**Instructions to follow:** Whenever a line contains the string "soleil", copy it out of the entries.

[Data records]

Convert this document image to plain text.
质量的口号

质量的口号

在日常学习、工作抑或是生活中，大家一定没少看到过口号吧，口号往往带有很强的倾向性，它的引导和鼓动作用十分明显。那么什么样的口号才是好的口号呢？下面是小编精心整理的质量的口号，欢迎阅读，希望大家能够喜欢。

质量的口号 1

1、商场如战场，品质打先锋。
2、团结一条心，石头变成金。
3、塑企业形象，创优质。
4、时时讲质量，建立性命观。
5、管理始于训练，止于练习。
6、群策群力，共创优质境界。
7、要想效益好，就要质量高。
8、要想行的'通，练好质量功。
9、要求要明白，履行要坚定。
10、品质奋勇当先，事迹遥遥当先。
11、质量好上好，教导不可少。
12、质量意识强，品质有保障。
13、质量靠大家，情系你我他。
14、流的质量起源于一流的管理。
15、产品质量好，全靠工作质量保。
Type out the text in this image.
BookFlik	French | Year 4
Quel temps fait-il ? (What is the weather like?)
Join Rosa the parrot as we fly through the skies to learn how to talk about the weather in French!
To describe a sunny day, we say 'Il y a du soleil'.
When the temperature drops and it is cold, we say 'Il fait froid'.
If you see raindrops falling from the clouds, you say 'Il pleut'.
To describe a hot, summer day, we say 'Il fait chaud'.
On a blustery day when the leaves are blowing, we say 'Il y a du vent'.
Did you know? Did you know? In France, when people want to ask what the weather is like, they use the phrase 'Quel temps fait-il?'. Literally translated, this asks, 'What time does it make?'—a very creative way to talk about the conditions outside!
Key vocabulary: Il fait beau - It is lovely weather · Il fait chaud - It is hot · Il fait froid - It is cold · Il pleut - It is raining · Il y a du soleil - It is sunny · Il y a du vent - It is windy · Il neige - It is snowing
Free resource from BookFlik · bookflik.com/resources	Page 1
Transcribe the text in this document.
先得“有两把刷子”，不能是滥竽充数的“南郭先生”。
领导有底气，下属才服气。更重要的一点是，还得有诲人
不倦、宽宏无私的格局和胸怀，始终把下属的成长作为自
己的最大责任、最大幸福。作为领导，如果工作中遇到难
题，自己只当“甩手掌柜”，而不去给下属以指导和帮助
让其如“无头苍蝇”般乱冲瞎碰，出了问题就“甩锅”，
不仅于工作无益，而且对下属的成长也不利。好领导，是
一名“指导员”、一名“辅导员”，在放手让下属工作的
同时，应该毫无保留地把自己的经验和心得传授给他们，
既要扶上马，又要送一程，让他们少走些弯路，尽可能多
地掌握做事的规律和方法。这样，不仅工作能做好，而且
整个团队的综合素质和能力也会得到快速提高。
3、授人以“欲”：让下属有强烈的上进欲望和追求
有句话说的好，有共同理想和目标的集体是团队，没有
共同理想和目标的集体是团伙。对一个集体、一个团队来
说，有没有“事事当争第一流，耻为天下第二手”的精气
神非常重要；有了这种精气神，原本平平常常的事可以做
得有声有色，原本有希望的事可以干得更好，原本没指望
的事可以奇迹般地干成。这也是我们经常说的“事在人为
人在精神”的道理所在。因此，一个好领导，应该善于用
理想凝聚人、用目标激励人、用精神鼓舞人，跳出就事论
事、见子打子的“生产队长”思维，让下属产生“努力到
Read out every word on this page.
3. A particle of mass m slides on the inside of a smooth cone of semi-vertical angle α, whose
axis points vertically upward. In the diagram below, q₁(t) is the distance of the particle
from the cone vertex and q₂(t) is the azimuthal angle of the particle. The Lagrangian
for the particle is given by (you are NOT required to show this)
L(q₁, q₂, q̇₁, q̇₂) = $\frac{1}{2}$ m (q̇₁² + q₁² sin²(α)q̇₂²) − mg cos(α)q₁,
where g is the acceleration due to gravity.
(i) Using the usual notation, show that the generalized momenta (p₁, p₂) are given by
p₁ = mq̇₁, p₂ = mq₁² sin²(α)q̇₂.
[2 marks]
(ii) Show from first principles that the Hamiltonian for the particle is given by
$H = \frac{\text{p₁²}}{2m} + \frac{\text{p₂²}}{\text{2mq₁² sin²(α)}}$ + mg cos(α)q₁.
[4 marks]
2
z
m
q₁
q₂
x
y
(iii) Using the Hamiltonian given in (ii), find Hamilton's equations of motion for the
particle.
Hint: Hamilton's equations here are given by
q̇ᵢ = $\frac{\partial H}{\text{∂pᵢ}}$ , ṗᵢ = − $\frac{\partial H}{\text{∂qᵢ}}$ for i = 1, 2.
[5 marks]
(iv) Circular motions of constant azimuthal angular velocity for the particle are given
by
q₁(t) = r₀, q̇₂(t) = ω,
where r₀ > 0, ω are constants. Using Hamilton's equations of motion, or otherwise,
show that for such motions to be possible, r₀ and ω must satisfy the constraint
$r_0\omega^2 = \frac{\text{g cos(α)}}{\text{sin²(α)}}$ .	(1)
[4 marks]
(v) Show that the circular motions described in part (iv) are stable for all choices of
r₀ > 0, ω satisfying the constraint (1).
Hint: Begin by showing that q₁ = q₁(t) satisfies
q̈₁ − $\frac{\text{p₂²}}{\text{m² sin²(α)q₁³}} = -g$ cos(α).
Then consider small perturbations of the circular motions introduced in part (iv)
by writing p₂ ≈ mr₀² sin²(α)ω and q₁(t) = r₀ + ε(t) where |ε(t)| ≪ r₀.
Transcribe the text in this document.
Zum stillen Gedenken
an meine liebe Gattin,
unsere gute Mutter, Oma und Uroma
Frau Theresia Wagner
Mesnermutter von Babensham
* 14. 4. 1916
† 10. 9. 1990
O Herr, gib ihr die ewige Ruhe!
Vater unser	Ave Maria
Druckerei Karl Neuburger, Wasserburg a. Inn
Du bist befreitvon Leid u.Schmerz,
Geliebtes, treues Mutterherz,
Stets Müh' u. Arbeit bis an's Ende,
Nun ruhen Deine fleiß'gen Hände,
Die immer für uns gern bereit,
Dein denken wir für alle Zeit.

**Reply to the exercise:**
To describe a sunny day, we say 'Il y a du soleil'.
Key vocabulary: Il fait beau - It is lovely weather · Il fait chaud - It is hot · Il fait froid - It is cold · Il pleut - It is raining · Il y a du soleil - It is sunny · Il y a du vent - It is windy · Il neige - It is snowing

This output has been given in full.